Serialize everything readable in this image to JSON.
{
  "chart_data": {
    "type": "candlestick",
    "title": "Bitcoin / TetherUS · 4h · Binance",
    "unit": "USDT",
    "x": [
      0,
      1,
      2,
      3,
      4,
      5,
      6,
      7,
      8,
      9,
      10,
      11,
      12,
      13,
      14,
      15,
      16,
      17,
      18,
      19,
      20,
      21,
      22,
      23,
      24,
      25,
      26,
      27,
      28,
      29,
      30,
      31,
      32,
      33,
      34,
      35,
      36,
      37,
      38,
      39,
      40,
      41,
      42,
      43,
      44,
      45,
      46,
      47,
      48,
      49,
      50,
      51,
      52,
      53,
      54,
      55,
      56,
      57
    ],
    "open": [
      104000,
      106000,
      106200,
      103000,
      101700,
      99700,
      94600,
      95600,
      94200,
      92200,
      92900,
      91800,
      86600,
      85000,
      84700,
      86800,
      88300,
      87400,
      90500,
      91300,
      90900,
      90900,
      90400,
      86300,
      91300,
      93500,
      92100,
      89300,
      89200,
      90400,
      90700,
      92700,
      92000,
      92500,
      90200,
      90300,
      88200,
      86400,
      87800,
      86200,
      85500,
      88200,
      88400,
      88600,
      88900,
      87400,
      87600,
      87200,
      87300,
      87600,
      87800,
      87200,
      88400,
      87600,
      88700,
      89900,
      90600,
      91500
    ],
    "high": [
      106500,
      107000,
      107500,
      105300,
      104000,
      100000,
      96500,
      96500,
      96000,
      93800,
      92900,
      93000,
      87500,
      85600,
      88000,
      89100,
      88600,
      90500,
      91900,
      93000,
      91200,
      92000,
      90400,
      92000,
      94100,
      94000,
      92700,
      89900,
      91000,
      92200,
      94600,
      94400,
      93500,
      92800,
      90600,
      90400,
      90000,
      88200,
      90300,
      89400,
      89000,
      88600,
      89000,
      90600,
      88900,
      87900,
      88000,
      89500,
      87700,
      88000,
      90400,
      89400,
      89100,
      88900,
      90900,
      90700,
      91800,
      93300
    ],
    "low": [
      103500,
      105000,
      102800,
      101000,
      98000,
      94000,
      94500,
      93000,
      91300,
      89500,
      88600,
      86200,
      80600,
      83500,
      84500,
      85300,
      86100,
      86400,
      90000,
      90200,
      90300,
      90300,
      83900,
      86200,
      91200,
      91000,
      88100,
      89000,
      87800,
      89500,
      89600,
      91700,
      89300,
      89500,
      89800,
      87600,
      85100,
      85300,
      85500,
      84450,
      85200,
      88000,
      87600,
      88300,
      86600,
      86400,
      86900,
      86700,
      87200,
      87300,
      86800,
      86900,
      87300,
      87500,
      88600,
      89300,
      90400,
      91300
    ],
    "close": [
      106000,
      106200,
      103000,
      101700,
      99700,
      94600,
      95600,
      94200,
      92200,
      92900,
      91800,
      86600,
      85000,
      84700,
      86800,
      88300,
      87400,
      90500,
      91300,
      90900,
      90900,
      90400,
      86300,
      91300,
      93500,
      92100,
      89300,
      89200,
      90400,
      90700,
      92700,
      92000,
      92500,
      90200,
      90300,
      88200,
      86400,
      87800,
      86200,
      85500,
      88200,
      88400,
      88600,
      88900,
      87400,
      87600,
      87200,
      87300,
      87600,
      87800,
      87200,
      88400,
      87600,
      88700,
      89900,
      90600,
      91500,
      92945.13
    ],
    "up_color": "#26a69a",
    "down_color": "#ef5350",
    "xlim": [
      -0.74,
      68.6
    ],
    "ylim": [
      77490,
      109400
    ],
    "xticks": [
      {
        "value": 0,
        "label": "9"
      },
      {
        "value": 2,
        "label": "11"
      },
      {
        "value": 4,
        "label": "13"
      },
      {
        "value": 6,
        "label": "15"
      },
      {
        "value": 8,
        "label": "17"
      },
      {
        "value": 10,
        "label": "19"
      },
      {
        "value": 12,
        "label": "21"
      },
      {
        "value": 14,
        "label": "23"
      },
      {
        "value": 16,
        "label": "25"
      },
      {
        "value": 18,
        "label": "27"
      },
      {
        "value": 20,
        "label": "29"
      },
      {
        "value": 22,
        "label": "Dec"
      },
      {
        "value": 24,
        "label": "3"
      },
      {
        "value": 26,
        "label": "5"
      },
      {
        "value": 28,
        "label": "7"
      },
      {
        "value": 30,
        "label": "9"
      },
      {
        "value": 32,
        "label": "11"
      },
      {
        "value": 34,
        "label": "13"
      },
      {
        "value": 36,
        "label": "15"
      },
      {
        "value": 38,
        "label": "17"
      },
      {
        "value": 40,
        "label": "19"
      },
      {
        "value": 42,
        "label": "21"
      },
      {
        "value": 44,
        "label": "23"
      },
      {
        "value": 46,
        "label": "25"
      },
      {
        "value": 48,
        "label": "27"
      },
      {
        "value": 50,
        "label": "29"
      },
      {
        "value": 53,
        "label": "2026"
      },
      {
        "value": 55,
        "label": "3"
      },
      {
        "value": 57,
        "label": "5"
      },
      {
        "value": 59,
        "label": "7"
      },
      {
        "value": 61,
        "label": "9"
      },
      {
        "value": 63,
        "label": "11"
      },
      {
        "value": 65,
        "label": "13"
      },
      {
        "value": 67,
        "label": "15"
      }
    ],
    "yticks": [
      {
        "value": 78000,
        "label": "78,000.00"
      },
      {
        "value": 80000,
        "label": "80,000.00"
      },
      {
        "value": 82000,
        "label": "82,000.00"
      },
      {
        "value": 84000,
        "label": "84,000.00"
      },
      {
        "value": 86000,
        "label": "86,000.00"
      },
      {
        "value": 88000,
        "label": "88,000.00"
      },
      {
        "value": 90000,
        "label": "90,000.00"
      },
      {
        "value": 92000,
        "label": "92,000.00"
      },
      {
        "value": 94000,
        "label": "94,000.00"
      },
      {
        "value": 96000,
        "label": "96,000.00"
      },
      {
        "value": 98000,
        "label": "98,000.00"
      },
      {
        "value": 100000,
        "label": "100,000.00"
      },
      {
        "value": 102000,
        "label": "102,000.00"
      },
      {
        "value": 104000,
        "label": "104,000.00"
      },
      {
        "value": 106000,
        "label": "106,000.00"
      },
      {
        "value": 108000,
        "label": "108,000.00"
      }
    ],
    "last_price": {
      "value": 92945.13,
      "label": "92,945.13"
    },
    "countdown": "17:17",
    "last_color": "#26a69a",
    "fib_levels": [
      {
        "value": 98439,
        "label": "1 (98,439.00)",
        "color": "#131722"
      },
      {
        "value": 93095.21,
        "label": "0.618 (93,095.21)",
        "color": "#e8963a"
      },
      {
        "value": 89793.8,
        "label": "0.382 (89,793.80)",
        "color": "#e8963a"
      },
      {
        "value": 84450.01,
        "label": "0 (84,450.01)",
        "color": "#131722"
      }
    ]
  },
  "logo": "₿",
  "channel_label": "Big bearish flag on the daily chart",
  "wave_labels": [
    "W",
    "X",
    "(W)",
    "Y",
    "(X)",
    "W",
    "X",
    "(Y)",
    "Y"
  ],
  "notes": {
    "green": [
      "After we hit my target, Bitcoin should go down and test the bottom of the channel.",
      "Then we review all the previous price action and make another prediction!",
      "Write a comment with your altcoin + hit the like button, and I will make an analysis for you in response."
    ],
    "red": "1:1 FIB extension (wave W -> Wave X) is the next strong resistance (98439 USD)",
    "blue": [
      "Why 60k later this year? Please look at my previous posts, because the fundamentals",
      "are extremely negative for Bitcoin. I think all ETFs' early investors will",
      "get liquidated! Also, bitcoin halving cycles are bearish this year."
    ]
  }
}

=====

EXERCISE AIM: Using the data above, print every record exactly as shown.

RESPONSE:
Serialize everything readable in this image to JSON.
{
  "chart_data": {
    "type": "candlestick",
    "title": "Bitcoin / TetherUS · 4h · Binance",
    "unit": "USDT",
    "x": [
      0,
      1,
      2,
      3,
      4,
      5,
      6,
      7,
      8,
      9,
      10,
      11,
      12,
      13,
      14,
      15,
      16,
      17,
      18,
      19,
      20,
      21,
      22,
      23,
      24,
      25,
      26,
      27,
      28,
      29,
      30,
      31,
      32,
      33,
      34,
      35,
      36,
      37,
      38,
      39,
      40,
      41,
      42,
      43,
      44,
      45,
      46,
      47,
      48,
      49,
      50,
      51,
      52,
      53,
      54,
      55,
      56,
      57
    ],
    "open": [
      104000,
      106000,
      106200,
      103000,
      101700,
      99700,
      94600,
      95600,
      94200,
      92200,
      92900,
      91800,
      86600,
      85000,
      84700,
      86800,
      88300,
      87400,
      90500,
      91300,
      90900,
      90900,
      90400,
      86300,
      91300,
      93500,
      92100,
      89300,
      89200,
      90400,
      90700,
      92700,
      92000,
      92500,
      90200,
      90300,
      88200,
      86400,
      87800,
      86200,
      85500,
      88200,
      88400,
      88600,
      88900,
      87400,
      87600,
      87200,
      87300,
      87600,
      87800,
      87200,
      88400,
      87600,
      88700,
      89900,
      90600,
      91500
    ],
    "high": [
      106500,
      107000,
      107500,
      105300,
      104000,
      100000,
      96500,
      96500,
      96000,
      93800,
      92900,
      93000,
      87500,
      85600,
      88000,
      89100,
      88600,
      90500,
      91900,
      93000,
      91200,
      92000,
      90400,
      92000,
      94100,
      94000,
      92700,
      89900,
      91000,
      92200,
      94600,
      94400,
      93500,
      92800,
      90600,
      90400,
      90000,
      88200,
      90300,
      89400,
      89000,
      88600,
      89000,
      90600,
      88900,
      87900,
      88000,
      89500,
      87700,
      88000,
      90400,
      89400,
      89100,
      88900,
      90900,
      90700,
      91800,
      93300
    ],
    "low": [
      103500,
      105000,
      102800,
      101000,
      98000,
      94000,
      94500,
      93000,
      91300,
      89500,
      88600,
      86200,
      80600,
      83500,
      84500,
      85300,
      86100,
      86400,
      90000,
      90200,
      90300,
      90300,
      83900,
      86200,
      91200,
      91000,
      88100,
      89000,
      87800,
      89500,
      89600,
      91700,
      89300,
      89500,
      89800,
      87600,
      85100,
      85300,
      85500,
      84450,
      85200,
      88000,
      87600,
      88300,
      86600,
      86400,
      86900,
      86700,
      87200,
      87300,
      86800,
      86900,
      87300,
      87500,
      88600,
      89300,
      90400,
      91300
    ],
    "close": [
      106000,
      106200,
      103000,
      101700,
      99700,
      94600,
      95600,
      94200,
      92200,
      92900,
      91800,
      86600,
      85000,
      84700,
      86800,
      88300,
      87400,
      90500,
      91300,
      90900,
      90900,
      90400,
      86300,
      91300,
      93500,
      92100,
      89300,
      89200,
      90400,
      90700,
      92700,
      92000,
      92500,
      90200,
      90300,
      88200,
      86400,
      87800,
      86200,
      85500,
      88200,
      88400,
      88600,
      88900,
      87400,
      87600,
      87200,
      87300,
      87600,
      87800,
      87200,
      88400,
      87600,
      88700,
      89900,
      90600,
      91500,
      92945.13
    ],
    "up_color": "#26a69a",
    "down_color": "#ef5350",
    "xlim": [
      -0.74,
      68.6
    ],
    "ylim": [
      77490,
      109400
    ],
    "xticks": [
      {
        "value": 0,
        "label": "9"
      },
      {
        "value": 2,
        "label": "11"
      },
      {
        "value": 4,
        "label": "13"
      },
      {
        "value": 6,
        "label": "15"
      },
      {
        "value": 8,
        "label": "17"
      },
      {
        "value": 10,
        "label": "19"
      },
      {
        "value": 12,
        "label": "21"
      },
      {
        "value": 14,
        "label": "23"
      },
      {
        "value": 16,
        "label": "25"
      },
      {
        "value": 18,
        "label": "27"
      },
      {
        "value": 20,
        "label": "29"
      },
      {
        "value": 22,
        "label": "Dec"
      },
      {
        "value": 24,
        "label": "3"
      },
      {
        "value": 26,
        "label": "5"
      },
      {
        "value": 28,
        "label": "7"
      },
      {
        "value": 30,
        "label": "9"
      },
      {
        "value": 32,
        "label": "11"
      },
      {
        "value": 34,
        "label": "13"
      },
      {
        "value": 36,
        "label": "15"
      },
      {
        "value": 38,
        "label": "17"
      },
      {
        "value": 40,
        "label": "19"
      },
      {
        "value": 42,
        "label": "21"
      },
      {
        "value": 44,
        "label": "23"
      },
      {
        "value": 46,
        "label": "25"
      },
      {
        "value": 48,
        "label": "27"
      },
      {
        "value": 50,
        "label": "29"
      },
      {
        "value": 53,
        "label": "2026"
      },
      {
        "value": 55,
        "label": "3"
      },
      {
        "value": 57,
        "label": "5"
      },
      {
        "value": 59,
        "label": "7"
      },
      {
        "value": 61,
        "label": "9"
      },
      {
        "value": 63,
        "label": "11"
      },
      {
        "value": 65,
        "label": "13"
      },
      {
        "value": 67,
        "label": "15"
      }
    ],
    "yticks": [
      {
        "value": 78000,
        "label": "78,000.00"
      },
      {
        "value": 80000,
        "label": "80,000.00"
      },
      {
        "value": 82000,
        "label": "82,000.00"
      },
      {
        "value": 84000,
        "label": "84,000.00"
      },
      {
        "value": 86000,
        "label": "86,000.00"
      },
      {
        "value": 88000,
        "label": "88,000.00"
      },
      {
        "value": 90000,
        "label": "90,000.00"
      },
      {
        "value": 92000,
        "label": "92,000.00"
      },
      {
        "value": 94000,
        "label": "94,000.00"
      },
      {
        "value": 96000,
        "label": "96,000.00"
      },
      {
        "value": 98000,
        "label": "98,000.00"
      },
      {
        "value": 100000,
        "label": "100,000.00"
      },
      {
        "value": 102000,
        "label": "102,000.00"
      },
      {
        "value": 104000,
        "label": "104,000.00"
      },
      {
        "value": 106000,
        "label": "106,000.00"
      },
      {
        "value": 108000,
        "label": "108,000.00"
      }
    ],
    "last_price": {
      "value": 92945.13,
      "label": "92,945.13"
    },
    "countdown": "17:17",
    "last_color": "#26a69a",
    "fib_levels": [
      {
        "value": 98439,
        "label": "1 (98,439.00)",
        "color": "#131722"
      },
      {
        "value": 93095.21,
        "label": "0.618 (93,095.21)",
        "color": "#e8963a"
      },
      {
        "value": 89793.8,
        "label": "0.382 (89,793.80)",
        "color": "#e8963a"
      },
      {
        "value": 84450.01,
        "label": "0 (84,450.01)",
        "color": "#131722"
      }
    ]
  },
  "logo": "₿",
  "channel_label": "Big bearish flag on the daily chart",
  "wave_labels": [
    "W",
    "X",
    "(W)",
    "Y",
    "(X)",
    "W",
    "X",
    "(Y)",
    "Y"
  ],
  "notes": {
    "green": [
      "After we hit my target, Bitcoin should go down and test the bottom of the channel.",
      "Then we review all the previous price action and make another prediction!",
      "Write a comment with your altcoin + hit the like button, and I will make an analysis for you in response."
    ],
    "red": "1:1 FIB extension (wave W -> Wave X) is the next strong resistance (98439 USD)",
    "blue": [
      "Why 60k later this year? Please look at my previous posts, because the fundamentals",
      "are extremely negative for Bitcoin. I think all ETFs' early investors will",
      "get liquidated! Also, bitcoin halving cycles are bearish this year."
    ]
  }
}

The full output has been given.